> Written task:
Word for word, give the material below again, minus any images.

═════ Given information ═════

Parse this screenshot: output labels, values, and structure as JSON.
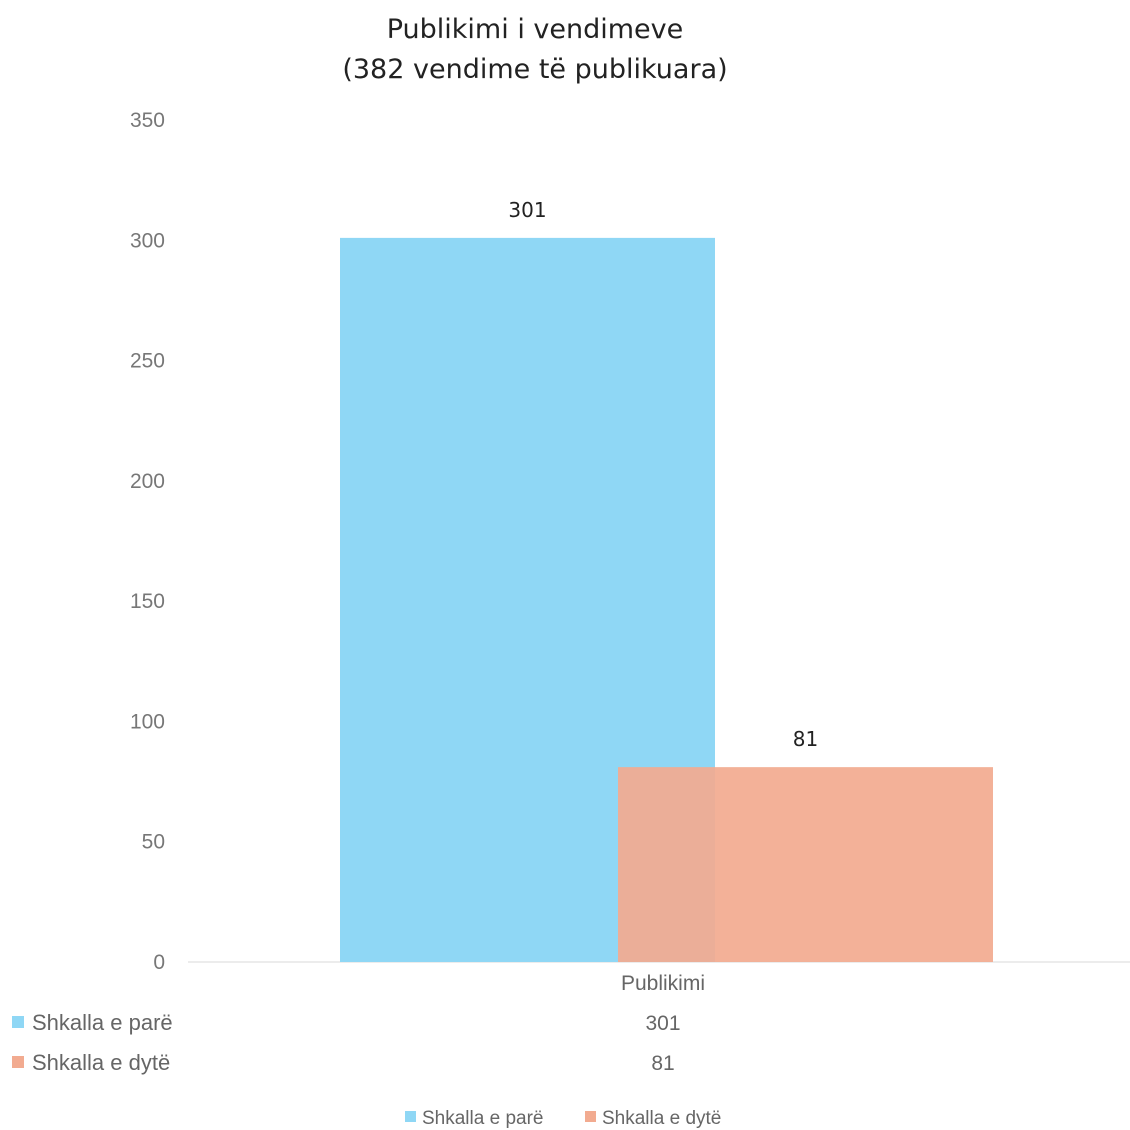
{
  "chart_data": {
    "type": "bar",
    "title": [
      "Publikimi i vendimeve",
      "(382 vendime të publikuara)"
    ],
    "categories": [
      "Publikimi"
    ],
    "series": [
      {
        "name": "Shkalla e parë",
        "values": [
          301
        ],
        "color": "#8fd7f5"
      },
      {
        "name": "Shkalla e dytë",
        "values": [
          81
        ],
        "color": "#f2ab90"
      }
    ],
    "ylim": [
      0,
      350
    ],
    "yticks": [
      0,
      50,
      100,
      150,
      200,
      250,
      300,
      350
    ],
    "grid": false,
    "data_labels": true,
    "data_table": true,
    "legend_position": "bottom"
  }
}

═════

> Answer for the task:
Parse this screenshot: output labels, values, and structure as JSON.
{
  "chart_data": {
    "type": "bar",
    "title": [
      "Publikimi i vendimeve",
      "(382 vendime të publikuara)"
    ],
    "categories": [
      "Publikimi"
    ],
    "series": [
      {
        "name": "Shkalla e parë",
        "values": [
          301
        ],
        "color": "#8fd7f5"
      },
      {
        "name": "Shkalla e dytë",
        "values": [
          81
        ],
        "color": "#f2ab90"
      }
    ],
    "ylim": [
      0,
      350
    ],
    "yticks": [
      0,
      50,
      100,
      150,
      200,
      250,
      300,
      350
    ],
    "grid": false,
    "data_labels": true,
    "data_table": true,
    "legend_position": "bottom"
  }
}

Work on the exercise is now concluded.